Text under study:
- - - - -
UF’s Champion for Kids with Diabetes

After 29 years at the University of Florida, Janet Silverstein keeps working…and fighting and running and even biking.

The chief of pediatric endocrinology in the College of Medicine works 12-hour days in UF clinics treating children with diabetes and other endocrine disorders. She repeatedly fights for more research to get to the root cause of the disease. She runs from committee to committee advocating for better policies, school training and standards of care for children with diabetes. And for fun, she bikes her way through the United States and Europe during vacations.

“Janet is a boundless source of energy — inspiring and influential to her colleagues, students and trainees,” said Dr. Desmond Schatz, professor and associate chairman of pediatrics and medical director of the UF Diabetes Center. “She is always charming, vivacious and full of enthusiasm.”

As one of the hardest-working physicians at UF, Silverstein’s expertise does not go unnoticed. She serves or has once served on dozens of key professional organizations and committees, including chairwoman of the executive committee of the Section of Endocrinology of the American Academy of Pediatrics and as chairperson of the Children’s Workgroup of the National Diabetes Education Program to develop manuals and training materials schools can use for addressing the needs of children with the disease. She serves on the editorial board of the Journal of Pediatrics, and is editor of Kids Corner, a monthly column in Diabetes Forecast, a magazine for people with diabetes. Silverstein also serves on the endocrinology sub-board at the American Board of Pediatrics, once chaired the Council of Youth of the American Diabetes Association (ADA) and is currently the pediatric representative on the Clinical Practice Committee of the American Diabetes Association. She spearheaded an ADA committee that developed standards of care for children who have diabetes.

“Janet is admired and respected by colleagues throughout the world for her dedication to children with diabetes and other endocrine disorders,” Schatz said. “No added task or responsibility is too much for her to undertake.”

Silverstein and her division colleagues recently were rewarded for their work with a private donation. The Silverstein Family Eminent Scholar Chair in Pediatric Endocrinology was established in February to support research, teaching and care of children with endocrine disorders, obesity, diabetes and other metabolic disorders and to further the involvement of the division of endocrinology in the mission of the Florida Diabetes Camp.

“With childhood obesity at epidemic numbers, we are overwhelmed in pediatric endocrinology,” said Silverstein, who joined the UF medical faculty in 1978. “Right now there are not enough of us.”
Silverstein explained that the $2 million gift will go far in helping the department build programs and provide for added salaries.

“We have a lot of people doing amazing work-very cutting-edge research,” she said. “And so much more needs to be done.”

The pediatric endocrinology division operates not only diabetes clinics, but also obesity and lipids clinics for children, adolescents and young adults. Some of the research crucial to their success includes studies to understand the cardiovascular risks for children. Another study is investigating the idea of converting stem cells to islets to treat type 1 diabetes.
- - - - -
Extracted records:
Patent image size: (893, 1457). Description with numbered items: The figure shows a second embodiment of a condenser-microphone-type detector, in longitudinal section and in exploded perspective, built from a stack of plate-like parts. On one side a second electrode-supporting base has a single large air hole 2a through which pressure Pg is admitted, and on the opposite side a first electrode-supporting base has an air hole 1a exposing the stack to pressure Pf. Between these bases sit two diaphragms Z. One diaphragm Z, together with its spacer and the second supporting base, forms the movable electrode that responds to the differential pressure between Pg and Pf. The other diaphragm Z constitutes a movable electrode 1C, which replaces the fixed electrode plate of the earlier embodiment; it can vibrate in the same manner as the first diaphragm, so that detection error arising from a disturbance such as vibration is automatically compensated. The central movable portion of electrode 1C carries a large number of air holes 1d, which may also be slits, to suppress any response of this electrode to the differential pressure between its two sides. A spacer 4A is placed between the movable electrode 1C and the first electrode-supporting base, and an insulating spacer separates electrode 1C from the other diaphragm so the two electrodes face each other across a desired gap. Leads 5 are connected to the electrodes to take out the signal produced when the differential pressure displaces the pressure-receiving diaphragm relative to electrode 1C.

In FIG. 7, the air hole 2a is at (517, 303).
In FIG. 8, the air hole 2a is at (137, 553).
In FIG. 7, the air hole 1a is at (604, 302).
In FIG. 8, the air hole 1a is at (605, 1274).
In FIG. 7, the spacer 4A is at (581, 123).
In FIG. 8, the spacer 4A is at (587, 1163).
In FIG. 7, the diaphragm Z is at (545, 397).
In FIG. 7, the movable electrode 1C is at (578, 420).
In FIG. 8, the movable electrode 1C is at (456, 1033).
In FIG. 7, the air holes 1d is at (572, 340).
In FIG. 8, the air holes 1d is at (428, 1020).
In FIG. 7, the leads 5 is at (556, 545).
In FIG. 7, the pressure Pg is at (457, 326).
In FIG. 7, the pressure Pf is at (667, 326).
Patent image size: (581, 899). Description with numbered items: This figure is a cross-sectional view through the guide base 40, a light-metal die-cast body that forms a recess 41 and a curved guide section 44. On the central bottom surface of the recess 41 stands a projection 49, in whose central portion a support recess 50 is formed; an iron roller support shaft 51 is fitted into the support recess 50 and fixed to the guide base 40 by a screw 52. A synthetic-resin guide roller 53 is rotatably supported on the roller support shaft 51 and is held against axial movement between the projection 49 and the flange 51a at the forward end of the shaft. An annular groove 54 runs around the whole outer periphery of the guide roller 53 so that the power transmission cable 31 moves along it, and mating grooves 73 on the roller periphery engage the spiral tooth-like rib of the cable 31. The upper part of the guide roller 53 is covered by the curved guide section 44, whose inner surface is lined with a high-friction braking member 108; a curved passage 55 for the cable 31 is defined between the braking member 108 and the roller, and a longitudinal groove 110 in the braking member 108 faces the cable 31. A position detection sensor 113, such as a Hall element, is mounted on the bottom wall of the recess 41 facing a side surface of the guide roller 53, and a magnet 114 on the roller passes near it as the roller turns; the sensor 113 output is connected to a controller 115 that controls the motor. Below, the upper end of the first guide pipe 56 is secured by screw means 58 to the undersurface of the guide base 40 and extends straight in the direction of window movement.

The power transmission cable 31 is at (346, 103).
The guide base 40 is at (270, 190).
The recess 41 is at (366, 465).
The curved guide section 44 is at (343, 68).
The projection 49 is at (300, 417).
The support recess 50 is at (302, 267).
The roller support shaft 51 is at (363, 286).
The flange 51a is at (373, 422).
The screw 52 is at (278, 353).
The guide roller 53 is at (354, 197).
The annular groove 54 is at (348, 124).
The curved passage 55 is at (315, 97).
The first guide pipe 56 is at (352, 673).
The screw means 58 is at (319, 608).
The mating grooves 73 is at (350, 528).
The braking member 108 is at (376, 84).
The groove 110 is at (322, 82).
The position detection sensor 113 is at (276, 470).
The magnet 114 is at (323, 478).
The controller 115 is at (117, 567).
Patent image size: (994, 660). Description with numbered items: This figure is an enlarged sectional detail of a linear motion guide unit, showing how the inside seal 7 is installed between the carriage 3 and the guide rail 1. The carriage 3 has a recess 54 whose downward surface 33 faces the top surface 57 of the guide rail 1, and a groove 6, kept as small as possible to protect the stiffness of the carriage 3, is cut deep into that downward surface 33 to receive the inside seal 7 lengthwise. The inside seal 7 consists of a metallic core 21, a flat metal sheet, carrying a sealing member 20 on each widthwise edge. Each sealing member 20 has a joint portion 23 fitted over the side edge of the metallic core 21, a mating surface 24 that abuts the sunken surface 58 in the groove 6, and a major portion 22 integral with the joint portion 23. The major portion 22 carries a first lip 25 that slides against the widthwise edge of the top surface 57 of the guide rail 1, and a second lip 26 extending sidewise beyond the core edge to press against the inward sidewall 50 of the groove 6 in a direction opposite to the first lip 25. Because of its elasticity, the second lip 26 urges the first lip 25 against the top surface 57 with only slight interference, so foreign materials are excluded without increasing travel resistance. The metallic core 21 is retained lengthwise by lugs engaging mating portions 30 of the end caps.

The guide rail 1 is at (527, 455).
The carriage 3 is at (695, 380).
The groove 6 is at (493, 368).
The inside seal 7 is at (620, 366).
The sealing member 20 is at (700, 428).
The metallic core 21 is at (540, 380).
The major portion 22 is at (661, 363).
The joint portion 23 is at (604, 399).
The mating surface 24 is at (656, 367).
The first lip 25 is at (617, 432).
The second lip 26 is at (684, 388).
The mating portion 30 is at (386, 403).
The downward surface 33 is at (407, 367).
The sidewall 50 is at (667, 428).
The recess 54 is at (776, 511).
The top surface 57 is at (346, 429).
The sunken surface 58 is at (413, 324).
- - - - -
Exercise set:
(A) Condense the paragraph of the article on Janet Silverstein that begins "The chief of pediatric endocrinology" into a short bulleted list that keeps its main facts.
(B) Reproduce the passage of the article on Janet Silverstein between "Silverstein and her" and "Florida Diabetes Camp.", inclusive.

Answers for the tasks:
(A)
- Silverstein, chief of pediatric endocrinology in the College of Medicine, works 12-hour days in UF clinics treating children with diabetes and other endocrine disorders.
- She repeatedly pushes for more research into the root cause of the disease.
- She advocates on many committees for better policies, school training and standards of care for children with diabetes.
- On vacations, she bikes through the United States and Europe.

(B)
Silverstein and her division colleagues recently were rewarded for their work with a private donation. The Silverstein Family Eminent Scholar Chair in Pediatric Endocrinology was established in February to support research, teaching and care of children with endocrine disorders, obesity, diabetes and other metabolic disorders and to further the involvement of the division of endocrinology in the mission of the Florida Diabetes Camp.